TRAVAIL À FAIRE |
a: Répondez à ces questions sur le texte consacré à la cuisine cambodgienne :
(i) En quel mois et en quelle année les trois navires sont-ils apparus dans le port de Calicut ?
(ii) Quelle distance ces navires avaient-ils parcourue depuis le Portugal ?
(iii) Dans quels buts les Portugais ont-ils embarqué dans des navires ?
b: Transcrivez fidèlement, dans le texte consacré à la cuisine cambodgienne, tout ce qui va de « Nous parlons souvent » jusqu'à « celle du Cambodge. ».

TEXTE FOURNI |
↓↓↓

Nous parlons souvent d’influences indiennes, françaises, chinoises, thaïlandaises et vietnamiennes sur la cuisine cambodgienne. Mais il existe quelques aventuriers dont les voyages ont radicalement transformé la cuisine du Royaume aujourd’hui.

1498

En mai 1498, trois navires insolites sont apparus dans le port de Calicut, sur la côte malabar du Kerala, en Inde. Ils avaient effectué un périple de 15 000 km depuis le Portugal et transporté les premiers Européens à destination de l’Asie par voie maritime. À cette époque, Calicut était le centre mondial du commerce des épices. Et, Vasco de Gama et son équipe sont rentrés chez eux avec une cargaison de 100 tonnes de poivre, de gingembre et de cannelle, une valeur 60 fois supérieure au coût de l’expédition.

Son retour a marqué le début d’une période qui allait transformer les cuisines d’Asie et du monde entier, y compris celle du Cambodge.

Âge de la découverte
Âge de la découverte

Ce sont les Portugais qui ont mené les premières incursions de l’Europe vers les lointaines contrées au-delà de leurs frontières. À une époque connue sous le nom d’Âge de la découverte (pour les Européens ; d’autres peuvent avoir un terme moins auto-élogieux pour l’époque), les Portugais ont embarqué dans des navires en vue de cartographier le monde, évangéliser et ouvrir les routes du commerce.

↑↑↑

DONNÉES FOURNIES |
↓↓↓

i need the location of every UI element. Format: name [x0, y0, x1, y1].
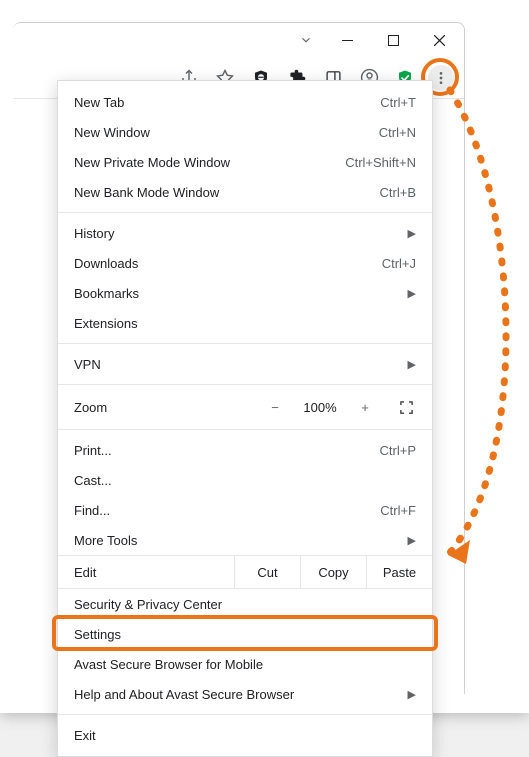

↑↑↑

CORRIGÉS DÉTAILLÉS |
a:
(i) En mai 1498.
(ii) 15 000 km.
(iii) Pour cartographier le monde, évangéliser et ouvrir les routes du commerce.

b:
Nous parlons souvent d’influences indiennes, françaises, chinoises, thaïlandaises et vietnamiennes sur la cuisine cambodgienne. Mais il existe quelques aventuriers dont les voyages ont radicalement transformé la cuisine du Royaume aujourd’hui.

1498

En mai 1498, trois navires insolites sont apparus dans le port de Calicut, sur la côte malabar du Kerala, en Inde. Ils avaient effectué un périple de 15 000 km depuis le Portugal et transporté les premiers Européens à destination de l’Asie par voie maritime. À cette époque, Calicut était le centre mondial du commerce des épices. Et, Vasco de Gama et son équipe sont rentrés chez eux avec une cargaison de 100 tonnes de poivre, de gingembre et de cannelle, une valeur 60 fois supérieure au coût de l’expédition.

Son retour a marqué le début d’une période qui allait transformer les cuisines d’Asie et du monde entier, y compris celle du Cambodge.